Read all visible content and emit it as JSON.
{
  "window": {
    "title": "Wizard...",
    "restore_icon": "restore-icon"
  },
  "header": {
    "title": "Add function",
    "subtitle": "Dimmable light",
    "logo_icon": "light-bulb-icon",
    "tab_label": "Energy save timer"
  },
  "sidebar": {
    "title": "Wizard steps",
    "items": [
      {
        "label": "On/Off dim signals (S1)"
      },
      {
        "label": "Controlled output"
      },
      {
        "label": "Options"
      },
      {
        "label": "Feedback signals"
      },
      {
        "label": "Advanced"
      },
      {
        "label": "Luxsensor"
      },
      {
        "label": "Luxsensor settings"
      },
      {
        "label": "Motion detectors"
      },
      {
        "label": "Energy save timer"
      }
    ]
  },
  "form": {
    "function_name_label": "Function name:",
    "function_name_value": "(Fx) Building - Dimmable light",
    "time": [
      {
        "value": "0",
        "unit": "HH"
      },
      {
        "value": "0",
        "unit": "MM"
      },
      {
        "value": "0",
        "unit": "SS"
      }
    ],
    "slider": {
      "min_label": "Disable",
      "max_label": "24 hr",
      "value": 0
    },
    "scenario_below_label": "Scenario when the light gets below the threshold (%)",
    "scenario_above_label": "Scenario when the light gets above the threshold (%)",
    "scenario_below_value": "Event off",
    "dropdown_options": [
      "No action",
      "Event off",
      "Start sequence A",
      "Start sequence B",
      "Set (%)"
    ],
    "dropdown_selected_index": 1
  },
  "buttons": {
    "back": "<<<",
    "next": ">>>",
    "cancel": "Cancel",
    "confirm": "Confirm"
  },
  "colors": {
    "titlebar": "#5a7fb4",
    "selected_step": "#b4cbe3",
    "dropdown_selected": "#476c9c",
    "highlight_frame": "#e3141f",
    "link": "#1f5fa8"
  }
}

• • •

Given problem: Output the data above exactly, please, line for line.

Reply to the exercise:
Read all visible content and emit it as JSON.
{
  "window": {
    "title": "Wizard...",
    "restore_icon": "restore-icon"
  },
  "header": {
    "title": "Add function",
    "subtitle": "Dimmable light",
    "logo_icon": "light-bulb-icon",
    "tab_label": "Energy save timer"
  },
  "sidebar": {
    "title": "Wizard steps",
    "items": [
      {
        "label": "On/Off dim signals (S1)"
      },
      {
        "label": "Controlled output"
      },
      {
        "label": "Options"
      },
      {
        "label": "Feedback signals"
      },
      {
        "label": "Advanced"
      },
      {
        "label": "Luxsensor"
      },
      {
        "label": "Luxsensor settings"
      },
      {
        "label": "Motion detectors"
      },
      {
        "label": "Energy save timer"
      }
    ]
  },
  "form": {
    "function_name_label": "Function name:",
    "function_name_value": "(Fx) Building - Dimmable light",
    "time": [
      {
        "value": "0",
        "unit": "HH"
      },
      {
        "value": "0",
        "unit": "MM"
      },
      {
        "value": "0",
        "unit": "SS"
      }
    ],
    "slider": {
      "min_label": "Disable",
      "max_label": "24 hr",
      "value": 0
    },
    "scenario_below_label": "Scenario when the light gets below the threshold (%)",
    "scenario_above_label": "Scenario when the light gets above the threshold (%)",
    "scenario_below_value": "Event off",
    "dropdown_options": [
      "No action",
      "Event off",
      "Start sequence A",
      "Start sequence B",
      "Set (%)"
    ],
    "dropdown_selected_index": 1
  },
  "buttons": {
    "back": "<<<",
    "next": ">>>",
    "cancel": "Cancel",
    "confirm": "Confirm"
  },
  "colors": {
    "titlebar": "#5a7fb4",
    "selected_step": "#b4cbe3",
    "dropdown_selected": "#476c9c",
    "highlight_frame": "#e3141f",
    "link": "#1f5fa8"
  }
}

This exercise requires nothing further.